## Directions
Extract every entry word for word.

%%

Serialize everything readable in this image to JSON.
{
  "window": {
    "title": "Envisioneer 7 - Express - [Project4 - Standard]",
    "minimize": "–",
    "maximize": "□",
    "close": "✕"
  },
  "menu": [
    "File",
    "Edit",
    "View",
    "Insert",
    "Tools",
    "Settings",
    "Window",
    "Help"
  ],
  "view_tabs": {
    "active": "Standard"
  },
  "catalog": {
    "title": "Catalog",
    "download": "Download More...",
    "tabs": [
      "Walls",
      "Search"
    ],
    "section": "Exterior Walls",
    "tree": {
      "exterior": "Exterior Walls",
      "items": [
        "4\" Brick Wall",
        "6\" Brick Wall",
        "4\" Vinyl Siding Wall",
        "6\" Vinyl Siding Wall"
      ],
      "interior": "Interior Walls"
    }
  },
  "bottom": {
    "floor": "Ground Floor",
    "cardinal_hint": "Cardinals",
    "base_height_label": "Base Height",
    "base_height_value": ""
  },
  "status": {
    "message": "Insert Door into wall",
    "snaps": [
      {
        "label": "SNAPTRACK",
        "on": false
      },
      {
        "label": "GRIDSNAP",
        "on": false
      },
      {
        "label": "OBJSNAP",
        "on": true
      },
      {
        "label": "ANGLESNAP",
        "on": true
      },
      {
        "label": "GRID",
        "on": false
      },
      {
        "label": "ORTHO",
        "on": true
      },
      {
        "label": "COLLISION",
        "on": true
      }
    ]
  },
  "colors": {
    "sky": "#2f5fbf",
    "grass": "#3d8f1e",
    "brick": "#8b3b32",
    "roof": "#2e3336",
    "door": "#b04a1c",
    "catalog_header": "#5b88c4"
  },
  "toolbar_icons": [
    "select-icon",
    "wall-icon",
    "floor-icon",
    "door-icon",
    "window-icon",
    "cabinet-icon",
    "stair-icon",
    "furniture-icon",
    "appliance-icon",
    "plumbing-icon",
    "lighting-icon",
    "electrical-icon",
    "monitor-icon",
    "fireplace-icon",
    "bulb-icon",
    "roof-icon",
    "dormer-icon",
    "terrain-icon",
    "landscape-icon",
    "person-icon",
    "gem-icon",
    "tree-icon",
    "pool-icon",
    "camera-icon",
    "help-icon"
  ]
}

%%

## Reply
Serialize everything readable in this image to JSON.
{
  "window": {
    "title": "Envisioneer 7 - Express - [Project4 - Standard]",
    "minimize": "–",
    "maximize": "□",
    "close": "✕"
  },
  "menu": [
    "File",
    "Edit",
    "View",
    "Insert",
    "Tools",
    "Settings",
    "Window",
    "Help"
  ],
  "view_tabs": {
    "active": "Standard"
  },
  "catalog": {
    "title": "Catalog",
    "download": "Download More...",
    "tabs": [
      "Walls",
      "Search"
    ],
    "section": "Exterior Walls",
    "tree": {
      "exterior": "Exterior Walls",
      "items": [
        "4\" Brick Wall",
        "6\" Brick Wall",
        "4\" Vinyl Siding Wall",
        "6\" Vinyl Siding Wall"
      ],
      "interior": "Interior Walls"
    }
  },
  "bottom": {
    "floor": "Ground Floor",
    "cardinal_hint": "Cardinals",
    "base_height_label": "Base Height",
    "base_height_value": ""
  },
  "status": {
    "message": "Insert Door into wall",
    "snaps": [
      {
        "label": "SNAPTRACK",
        "on": false
      },
      {
        "label": "GRIDSNAP",
        "on": false
      },
      {
        "label": "OBJSNAP",
        "on": true
      },
      {
        "label": "ANGLESNAP",
        "on": true
      },
      {
        "label": "GRID",
        "on": false
      },
      {
        "label": "ORTHO",
        "on": true
      },
      {
        "label": "COLLISION",
        "on": true
      }
    ]
  },
  "colors": {
    "sky": "#2f5fbf",
    "grass": "#3d8f1e",
    "brick": "#8b3b32",
    "roof": "#2e3336",
    "door": "#b04a1c",
    "catalog_header": "#5b88c4"
  },
  "toolbar_icons": [
    "select-icon",
    "wall-icon",
    "floor-icon",
    "door-icon",
    "window-icon",
    "cabinet-icon",
    "stair-icon",
    "furniture-icon",
    "appliance-icon",
    "plumbing-icon",
    "lighting-icon",
    "electrical-icon",
    "monitor-icon",
    "fireplace-icon",
    "bulb-icon",
    "roof-icon",
    "dormer-icon",
    "terrain-icon",
    "landscape-icon",
    "person-icon",
    "gem-icon",
    "tree-icon",
    "pool-icon",
    "camera-icon",
    "help-icon"
  ]
}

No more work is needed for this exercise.